__EXERCISE AIM__
Can you output the material exactly as written, minus any pictures it holds?

Data tied to figure images
-- begin --
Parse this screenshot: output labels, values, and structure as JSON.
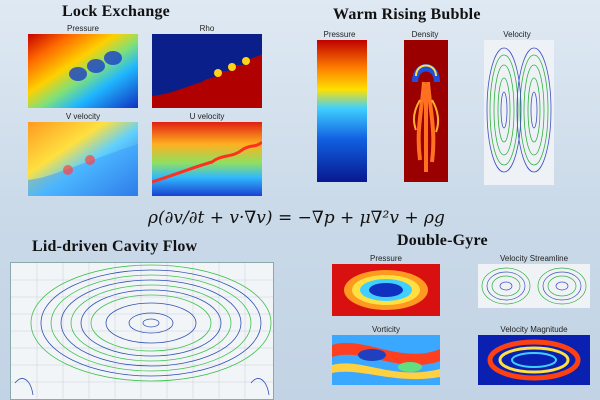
{
  "sections": {
    "lock_exchange": {
      "title": "Lock Exchange",
      "panels": [
        "Pressure",
        "Rho",
        "V velocity",
        "U velocity"
      ]
    },
    "warm_rising_bubble": {
      "title": "Warm Rising Bubble",
      "panels": [
        "Pressure",
        "Density",
        "Velocity"
      ]
    },
    "lid_driven_cavity": {
      "title": "Lid-driven Cavity Flow"
    },
    "double_gyre": {
      "title": "Double-Gyre",
      "panels": [
        "Pressure",
        "Velocity Streamline",
        "Vorticity",
        "Velocity Magnitude"
      ]
    }
  },
  "equation": "ρ(∂v/∂t + v·∇v) = −∇p + μ∇²v + ρg"
}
-- end --
__ANSWER TO THIS EXERCISE__
Parse this screenshot: output labels, values, and structure as JSON.
{
  "sections": {
    "lock_exchange": {
      "title": "Lock Exchange",
      "panels": [
        "Pressure",
        "Rho",
        "V velocity",
        "U velocity"
      ]
    },
    "warm_rising_bubble": {
      "title": "Warm Rising Bubble",
      "panels": [
        "Pressure",
        "Density",
        "Velocity"
      ]
    },
    "lid_driven_cavity": {
      "title": "Lid-driven Cavity Flow"
    },
    "double_gyre": {
      "title": "Double-Gyre",
      "panels": [
        "Pressure",
        "Velocity Streamline",
        "Vorticity",
        "Velocity Magnitude"
      ]
    }
  },
  "equation": "ρ(∂v/∂t + v·∇v) = −∇p + μ∇²v + ρg"
}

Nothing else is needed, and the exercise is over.